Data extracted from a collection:
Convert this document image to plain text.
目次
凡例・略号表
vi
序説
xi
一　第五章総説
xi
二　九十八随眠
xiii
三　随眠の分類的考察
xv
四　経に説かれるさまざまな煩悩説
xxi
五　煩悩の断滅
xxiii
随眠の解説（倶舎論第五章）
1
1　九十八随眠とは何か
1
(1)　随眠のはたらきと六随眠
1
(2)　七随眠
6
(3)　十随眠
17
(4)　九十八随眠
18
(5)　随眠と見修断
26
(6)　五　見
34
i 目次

**What to work on**
Extract every record and return it verbatim.

**Output of the task**
Convert this document image to plain text.
目次
凡例・略号表
vi
序説
xi
一　第五章総説
xi
二　九十八随眠
xiii
三　随眠の分類的考察
xv
四　経に説かれるさまざまな煩悩説
xxi
五　煩悩の断滅
xxiii
随眠の解説（倶舎論第五章）
1
1　九十八随眠とは何か
1
(1)　随眠のはたらきと六随眠
1
(2)　七随眠
6
(3)　十随眠
17
(4)　九十八随眠
18
(5)　随眠と見修断
26
(6)　五　見
34
i 目次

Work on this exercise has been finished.